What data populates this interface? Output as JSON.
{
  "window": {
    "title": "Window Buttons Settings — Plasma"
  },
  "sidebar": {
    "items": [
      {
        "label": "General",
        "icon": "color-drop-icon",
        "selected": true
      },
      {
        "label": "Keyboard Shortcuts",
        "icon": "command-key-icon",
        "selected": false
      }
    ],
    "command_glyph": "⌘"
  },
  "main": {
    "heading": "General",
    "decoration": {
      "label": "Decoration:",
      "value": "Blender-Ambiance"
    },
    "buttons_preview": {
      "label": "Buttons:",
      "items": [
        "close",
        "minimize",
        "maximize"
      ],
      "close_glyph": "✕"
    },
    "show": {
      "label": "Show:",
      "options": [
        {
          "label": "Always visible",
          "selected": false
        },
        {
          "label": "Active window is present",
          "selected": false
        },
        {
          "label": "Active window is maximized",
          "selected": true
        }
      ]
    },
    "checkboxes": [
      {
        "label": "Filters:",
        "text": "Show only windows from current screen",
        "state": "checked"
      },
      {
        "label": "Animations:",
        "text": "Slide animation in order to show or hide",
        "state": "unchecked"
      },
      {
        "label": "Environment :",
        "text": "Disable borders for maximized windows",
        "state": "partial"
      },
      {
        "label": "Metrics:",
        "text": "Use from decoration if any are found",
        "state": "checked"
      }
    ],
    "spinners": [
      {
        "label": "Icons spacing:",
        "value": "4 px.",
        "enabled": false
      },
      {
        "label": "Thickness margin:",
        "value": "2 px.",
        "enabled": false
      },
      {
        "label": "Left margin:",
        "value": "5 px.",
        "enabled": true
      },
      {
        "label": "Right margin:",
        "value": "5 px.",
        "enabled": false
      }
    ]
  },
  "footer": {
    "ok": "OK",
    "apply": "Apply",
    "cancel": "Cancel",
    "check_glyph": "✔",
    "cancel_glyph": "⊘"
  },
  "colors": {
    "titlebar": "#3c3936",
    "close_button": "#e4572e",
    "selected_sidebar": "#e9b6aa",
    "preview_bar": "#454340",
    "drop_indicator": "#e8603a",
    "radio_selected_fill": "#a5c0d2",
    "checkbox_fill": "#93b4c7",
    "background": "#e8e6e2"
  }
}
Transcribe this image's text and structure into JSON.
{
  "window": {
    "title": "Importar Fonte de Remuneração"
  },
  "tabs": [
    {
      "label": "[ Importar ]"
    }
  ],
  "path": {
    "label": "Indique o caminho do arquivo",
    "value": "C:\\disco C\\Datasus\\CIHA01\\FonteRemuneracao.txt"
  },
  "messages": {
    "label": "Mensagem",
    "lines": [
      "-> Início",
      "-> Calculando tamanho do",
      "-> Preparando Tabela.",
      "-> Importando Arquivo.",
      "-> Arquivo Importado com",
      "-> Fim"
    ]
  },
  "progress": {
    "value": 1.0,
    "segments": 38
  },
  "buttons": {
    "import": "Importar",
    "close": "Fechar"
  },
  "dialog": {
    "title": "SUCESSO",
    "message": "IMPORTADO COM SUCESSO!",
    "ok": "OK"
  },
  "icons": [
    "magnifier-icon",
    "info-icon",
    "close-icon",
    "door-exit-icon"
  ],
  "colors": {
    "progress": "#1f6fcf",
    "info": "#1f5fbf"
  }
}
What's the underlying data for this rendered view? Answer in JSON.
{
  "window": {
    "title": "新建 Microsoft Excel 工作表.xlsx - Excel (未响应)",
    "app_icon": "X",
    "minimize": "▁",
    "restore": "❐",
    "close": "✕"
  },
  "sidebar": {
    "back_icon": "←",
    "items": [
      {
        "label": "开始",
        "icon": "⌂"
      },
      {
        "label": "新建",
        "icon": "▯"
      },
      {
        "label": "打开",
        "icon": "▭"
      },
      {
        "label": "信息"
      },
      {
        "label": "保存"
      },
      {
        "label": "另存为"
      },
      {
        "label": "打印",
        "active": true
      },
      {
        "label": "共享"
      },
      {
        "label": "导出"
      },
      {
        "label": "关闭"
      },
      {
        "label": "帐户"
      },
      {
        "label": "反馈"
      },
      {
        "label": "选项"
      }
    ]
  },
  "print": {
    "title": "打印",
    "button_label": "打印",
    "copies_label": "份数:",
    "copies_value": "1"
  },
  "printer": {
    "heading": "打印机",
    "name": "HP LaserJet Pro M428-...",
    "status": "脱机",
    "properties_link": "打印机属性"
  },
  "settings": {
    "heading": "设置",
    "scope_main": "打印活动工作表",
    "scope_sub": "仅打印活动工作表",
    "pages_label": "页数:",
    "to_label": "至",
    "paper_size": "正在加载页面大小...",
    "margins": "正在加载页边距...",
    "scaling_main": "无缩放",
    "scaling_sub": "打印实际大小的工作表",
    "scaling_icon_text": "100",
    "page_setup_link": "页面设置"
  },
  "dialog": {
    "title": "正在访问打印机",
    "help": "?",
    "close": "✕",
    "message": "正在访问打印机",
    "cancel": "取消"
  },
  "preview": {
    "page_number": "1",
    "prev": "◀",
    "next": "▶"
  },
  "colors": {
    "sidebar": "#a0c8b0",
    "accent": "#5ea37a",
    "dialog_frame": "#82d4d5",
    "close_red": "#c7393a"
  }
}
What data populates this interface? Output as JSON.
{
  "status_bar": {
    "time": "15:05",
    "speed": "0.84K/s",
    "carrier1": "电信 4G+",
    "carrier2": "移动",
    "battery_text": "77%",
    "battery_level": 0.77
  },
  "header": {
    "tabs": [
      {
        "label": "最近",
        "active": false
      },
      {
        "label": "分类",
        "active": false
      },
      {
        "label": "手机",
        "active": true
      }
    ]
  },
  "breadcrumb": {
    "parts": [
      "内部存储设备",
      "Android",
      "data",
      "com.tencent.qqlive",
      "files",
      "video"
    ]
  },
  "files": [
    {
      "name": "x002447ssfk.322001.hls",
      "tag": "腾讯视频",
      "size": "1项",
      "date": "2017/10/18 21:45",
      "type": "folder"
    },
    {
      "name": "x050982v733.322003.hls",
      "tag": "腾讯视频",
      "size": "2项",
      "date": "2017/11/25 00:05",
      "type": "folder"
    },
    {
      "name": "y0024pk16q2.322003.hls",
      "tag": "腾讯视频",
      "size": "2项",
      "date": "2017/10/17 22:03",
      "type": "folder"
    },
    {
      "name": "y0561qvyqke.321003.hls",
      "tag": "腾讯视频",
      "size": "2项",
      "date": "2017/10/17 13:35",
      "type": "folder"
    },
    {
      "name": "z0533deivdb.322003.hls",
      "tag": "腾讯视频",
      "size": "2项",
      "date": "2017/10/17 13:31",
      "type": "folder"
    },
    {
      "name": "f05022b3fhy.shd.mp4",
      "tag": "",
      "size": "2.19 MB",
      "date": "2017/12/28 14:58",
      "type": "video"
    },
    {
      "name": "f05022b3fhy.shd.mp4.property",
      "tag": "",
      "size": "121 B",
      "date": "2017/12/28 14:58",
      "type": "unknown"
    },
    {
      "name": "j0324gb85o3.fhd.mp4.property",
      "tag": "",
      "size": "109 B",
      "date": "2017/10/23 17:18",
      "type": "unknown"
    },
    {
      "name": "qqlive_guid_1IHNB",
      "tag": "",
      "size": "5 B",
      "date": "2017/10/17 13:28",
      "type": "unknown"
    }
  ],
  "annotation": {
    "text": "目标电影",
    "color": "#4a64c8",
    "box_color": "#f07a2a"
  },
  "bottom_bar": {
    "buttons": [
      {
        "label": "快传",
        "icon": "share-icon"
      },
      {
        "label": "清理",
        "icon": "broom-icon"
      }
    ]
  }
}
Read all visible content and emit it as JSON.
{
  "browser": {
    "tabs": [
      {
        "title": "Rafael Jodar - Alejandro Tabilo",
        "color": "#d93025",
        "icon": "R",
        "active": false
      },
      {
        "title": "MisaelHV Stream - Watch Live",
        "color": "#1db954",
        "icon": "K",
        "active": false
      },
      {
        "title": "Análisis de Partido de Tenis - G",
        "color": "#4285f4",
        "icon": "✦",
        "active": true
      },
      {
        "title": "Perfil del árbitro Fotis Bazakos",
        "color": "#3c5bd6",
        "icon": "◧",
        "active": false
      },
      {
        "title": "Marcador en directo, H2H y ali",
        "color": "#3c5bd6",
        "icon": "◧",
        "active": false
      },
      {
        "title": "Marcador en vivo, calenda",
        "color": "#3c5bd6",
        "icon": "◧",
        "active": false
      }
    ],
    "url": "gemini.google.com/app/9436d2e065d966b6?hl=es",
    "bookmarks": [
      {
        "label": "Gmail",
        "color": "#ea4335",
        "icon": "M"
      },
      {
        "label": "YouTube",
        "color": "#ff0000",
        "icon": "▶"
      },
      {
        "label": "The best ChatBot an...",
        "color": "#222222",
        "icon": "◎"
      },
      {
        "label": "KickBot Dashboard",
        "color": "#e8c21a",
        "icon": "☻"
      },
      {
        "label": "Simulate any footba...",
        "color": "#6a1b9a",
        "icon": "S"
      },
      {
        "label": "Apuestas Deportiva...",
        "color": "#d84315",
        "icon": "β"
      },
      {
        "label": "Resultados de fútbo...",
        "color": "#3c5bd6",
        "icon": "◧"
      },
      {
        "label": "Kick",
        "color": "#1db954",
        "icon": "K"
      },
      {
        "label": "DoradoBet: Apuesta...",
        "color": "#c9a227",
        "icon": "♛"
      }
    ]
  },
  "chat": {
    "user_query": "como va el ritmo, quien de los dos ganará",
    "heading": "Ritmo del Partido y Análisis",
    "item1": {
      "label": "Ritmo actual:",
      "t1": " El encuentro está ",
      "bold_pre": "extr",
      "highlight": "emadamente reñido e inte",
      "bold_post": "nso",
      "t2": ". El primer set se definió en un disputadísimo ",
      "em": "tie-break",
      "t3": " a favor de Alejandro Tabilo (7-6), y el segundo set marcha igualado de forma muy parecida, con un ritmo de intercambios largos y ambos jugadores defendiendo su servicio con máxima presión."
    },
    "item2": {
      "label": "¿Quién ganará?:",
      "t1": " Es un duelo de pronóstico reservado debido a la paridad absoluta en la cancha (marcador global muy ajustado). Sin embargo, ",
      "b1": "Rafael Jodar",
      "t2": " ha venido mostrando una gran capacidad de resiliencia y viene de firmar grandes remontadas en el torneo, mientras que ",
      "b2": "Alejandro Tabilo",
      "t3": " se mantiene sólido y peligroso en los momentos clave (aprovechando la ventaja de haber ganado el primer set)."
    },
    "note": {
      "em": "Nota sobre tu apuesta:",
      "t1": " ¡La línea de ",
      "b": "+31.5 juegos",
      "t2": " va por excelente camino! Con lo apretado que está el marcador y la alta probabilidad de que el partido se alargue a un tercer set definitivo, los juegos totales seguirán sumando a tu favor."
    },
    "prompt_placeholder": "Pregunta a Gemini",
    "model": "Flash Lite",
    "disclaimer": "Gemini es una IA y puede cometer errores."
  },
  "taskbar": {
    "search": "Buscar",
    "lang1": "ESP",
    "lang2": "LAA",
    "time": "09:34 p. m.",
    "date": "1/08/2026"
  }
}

WHAT IS NEEDED:
Select and copy each line from the data that includes the word "está".

FINAL ANSWER:
      "t1": " El encuentro está ",
      "t2": " va por excelente camino! Con lo apretado que está el marcador y la alta probabilidad de que el partido se alargue a un tercer set definitivo, los juegos totales seguirán sumando a tu favor."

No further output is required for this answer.